* Given exercise *
How many of the lines below hold the word "назначения"? Answer only with the number.
****************
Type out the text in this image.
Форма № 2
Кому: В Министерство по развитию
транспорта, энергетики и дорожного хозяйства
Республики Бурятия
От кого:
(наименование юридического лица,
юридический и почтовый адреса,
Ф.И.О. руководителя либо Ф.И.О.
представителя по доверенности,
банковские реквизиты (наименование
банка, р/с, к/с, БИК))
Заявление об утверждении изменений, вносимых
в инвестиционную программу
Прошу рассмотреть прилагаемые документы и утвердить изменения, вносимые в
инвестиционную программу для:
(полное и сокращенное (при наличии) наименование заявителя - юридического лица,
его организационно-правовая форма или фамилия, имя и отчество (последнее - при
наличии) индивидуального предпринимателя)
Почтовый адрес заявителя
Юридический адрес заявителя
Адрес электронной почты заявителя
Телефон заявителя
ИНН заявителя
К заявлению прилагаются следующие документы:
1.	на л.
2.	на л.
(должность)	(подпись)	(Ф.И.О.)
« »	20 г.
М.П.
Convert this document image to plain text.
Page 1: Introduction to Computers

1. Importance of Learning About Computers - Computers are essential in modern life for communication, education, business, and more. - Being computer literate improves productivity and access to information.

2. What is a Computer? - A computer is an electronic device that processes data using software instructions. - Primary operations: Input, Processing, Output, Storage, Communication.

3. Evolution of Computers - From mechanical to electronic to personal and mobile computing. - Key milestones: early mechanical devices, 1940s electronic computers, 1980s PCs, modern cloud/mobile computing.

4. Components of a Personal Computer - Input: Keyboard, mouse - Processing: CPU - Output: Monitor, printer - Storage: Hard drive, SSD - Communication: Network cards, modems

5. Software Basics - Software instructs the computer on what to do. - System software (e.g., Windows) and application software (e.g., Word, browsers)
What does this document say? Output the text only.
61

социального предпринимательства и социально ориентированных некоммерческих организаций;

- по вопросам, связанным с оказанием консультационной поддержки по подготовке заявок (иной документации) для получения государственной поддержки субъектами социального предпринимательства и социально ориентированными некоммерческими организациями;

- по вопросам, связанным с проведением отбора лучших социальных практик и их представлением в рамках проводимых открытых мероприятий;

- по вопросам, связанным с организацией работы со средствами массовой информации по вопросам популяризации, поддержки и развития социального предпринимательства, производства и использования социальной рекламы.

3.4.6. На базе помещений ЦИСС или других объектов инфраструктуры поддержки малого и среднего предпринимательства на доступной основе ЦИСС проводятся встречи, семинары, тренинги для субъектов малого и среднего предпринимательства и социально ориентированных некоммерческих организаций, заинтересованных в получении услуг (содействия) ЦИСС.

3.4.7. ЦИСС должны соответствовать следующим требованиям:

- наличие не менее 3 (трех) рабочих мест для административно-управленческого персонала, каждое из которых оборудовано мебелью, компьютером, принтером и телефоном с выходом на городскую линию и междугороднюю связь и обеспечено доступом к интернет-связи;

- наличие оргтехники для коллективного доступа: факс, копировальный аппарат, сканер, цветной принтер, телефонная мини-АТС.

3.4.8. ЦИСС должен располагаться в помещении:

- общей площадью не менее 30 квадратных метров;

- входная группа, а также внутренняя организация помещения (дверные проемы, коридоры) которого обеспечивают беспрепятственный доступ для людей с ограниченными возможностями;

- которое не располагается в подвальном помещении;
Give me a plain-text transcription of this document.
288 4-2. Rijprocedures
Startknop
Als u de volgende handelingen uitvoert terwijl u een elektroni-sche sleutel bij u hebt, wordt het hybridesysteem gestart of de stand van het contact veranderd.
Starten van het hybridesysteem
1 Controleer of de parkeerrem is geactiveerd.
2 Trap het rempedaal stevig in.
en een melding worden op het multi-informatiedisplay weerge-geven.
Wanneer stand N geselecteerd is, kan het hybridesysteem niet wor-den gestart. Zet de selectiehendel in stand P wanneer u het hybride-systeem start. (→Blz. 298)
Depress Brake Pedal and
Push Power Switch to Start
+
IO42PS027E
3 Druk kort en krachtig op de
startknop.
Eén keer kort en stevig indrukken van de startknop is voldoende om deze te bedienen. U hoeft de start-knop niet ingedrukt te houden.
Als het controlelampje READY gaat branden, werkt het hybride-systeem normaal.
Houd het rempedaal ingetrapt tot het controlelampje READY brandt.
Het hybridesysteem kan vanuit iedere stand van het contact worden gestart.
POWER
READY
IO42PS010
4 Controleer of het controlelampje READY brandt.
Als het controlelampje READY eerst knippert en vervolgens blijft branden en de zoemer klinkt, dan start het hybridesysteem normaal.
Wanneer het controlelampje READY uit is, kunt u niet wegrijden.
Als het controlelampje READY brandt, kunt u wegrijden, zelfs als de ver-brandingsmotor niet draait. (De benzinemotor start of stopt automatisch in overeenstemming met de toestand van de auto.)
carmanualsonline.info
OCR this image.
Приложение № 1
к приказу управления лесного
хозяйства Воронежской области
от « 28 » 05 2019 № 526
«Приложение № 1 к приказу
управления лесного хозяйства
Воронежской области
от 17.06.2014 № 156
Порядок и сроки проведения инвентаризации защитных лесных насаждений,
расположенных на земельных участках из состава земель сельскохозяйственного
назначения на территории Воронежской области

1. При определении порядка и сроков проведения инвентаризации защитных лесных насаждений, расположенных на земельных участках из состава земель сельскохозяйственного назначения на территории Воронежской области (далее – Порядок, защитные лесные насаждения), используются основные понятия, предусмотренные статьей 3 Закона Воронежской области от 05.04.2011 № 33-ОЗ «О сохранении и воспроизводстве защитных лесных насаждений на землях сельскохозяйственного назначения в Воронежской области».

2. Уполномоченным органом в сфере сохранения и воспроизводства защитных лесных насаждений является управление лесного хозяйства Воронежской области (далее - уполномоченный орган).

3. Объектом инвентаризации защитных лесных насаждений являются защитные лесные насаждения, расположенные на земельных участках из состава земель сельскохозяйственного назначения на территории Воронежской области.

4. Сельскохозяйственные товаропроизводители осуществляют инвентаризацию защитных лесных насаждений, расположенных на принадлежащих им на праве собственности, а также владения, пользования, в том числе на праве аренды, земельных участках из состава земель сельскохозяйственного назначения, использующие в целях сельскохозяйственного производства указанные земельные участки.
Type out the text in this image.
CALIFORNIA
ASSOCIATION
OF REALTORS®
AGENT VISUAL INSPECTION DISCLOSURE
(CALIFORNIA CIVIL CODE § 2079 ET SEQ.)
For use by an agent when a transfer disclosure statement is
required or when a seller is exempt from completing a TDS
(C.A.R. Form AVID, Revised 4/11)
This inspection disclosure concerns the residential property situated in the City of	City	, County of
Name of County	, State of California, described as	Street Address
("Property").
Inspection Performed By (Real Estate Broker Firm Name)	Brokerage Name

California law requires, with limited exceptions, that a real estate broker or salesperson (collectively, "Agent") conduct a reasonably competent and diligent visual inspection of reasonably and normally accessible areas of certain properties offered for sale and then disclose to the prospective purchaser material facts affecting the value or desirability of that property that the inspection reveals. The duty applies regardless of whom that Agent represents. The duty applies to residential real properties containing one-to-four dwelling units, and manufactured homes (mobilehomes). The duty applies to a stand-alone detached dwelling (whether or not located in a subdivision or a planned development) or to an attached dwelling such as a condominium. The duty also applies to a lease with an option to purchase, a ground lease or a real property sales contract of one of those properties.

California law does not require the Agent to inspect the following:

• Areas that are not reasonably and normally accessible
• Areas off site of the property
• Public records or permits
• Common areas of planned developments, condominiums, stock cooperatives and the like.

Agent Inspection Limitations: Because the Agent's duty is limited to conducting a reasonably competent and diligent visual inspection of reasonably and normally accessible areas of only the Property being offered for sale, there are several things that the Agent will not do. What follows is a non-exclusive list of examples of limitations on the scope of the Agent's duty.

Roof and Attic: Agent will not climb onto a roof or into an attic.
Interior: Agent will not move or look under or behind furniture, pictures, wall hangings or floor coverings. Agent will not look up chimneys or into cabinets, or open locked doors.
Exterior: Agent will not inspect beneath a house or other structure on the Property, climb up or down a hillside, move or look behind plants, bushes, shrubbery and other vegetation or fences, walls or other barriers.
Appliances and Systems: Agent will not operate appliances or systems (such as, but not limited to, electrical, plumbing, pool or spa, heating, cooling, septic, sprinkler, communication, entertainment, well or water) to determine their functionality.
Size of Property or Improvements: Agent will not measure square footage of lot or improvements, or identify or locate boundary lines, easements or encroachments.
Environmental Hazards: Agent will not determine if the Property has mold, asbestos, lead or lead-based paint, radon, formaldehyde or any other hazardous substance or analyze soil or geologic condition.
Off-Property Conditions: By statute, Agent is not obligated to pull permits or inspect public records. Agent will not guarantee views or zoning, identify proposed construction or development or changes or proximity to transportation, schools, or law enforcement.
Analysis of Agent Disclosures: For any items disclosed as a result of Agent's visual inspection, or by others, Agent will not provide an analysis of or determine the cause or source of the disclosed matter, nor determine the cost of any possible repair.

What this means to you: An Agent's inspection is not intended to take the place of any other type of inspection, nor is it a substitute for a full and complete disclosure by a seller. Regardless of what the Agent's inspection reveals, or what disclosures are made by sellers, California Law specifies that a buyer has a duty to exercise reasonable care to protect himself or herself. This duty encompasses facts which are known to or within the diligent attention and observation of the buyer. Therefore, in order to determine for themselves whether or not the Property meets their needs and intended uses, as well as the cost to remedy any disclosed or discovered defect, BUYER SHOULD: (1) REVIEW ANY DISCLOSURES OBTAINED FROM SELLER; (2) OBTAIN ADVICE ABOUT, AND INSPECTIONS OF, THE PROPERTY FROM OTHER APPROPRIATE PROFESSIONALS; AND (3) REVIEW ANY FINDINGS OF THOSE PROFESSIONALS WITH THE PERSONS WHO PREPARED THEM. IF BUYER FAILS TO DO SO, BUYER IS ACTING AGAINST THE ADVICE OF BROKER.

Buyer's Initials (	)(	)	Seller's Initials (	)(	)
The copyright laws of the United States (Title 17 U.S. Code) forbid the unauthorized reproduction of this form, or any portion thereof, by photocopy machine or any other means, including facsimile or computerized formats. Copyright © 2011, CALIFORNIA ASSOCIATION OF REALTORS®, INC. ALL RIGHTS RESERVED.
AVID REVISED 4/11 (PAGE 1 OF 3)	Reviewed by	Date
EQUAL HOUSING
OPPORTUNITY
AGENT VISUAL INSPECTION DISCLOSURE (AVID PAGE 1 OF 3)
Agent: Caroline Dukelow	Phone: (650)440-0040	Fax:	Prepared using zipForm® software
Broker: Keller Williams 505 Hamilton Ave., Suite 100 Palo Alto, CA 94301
****************
* Full answer *
4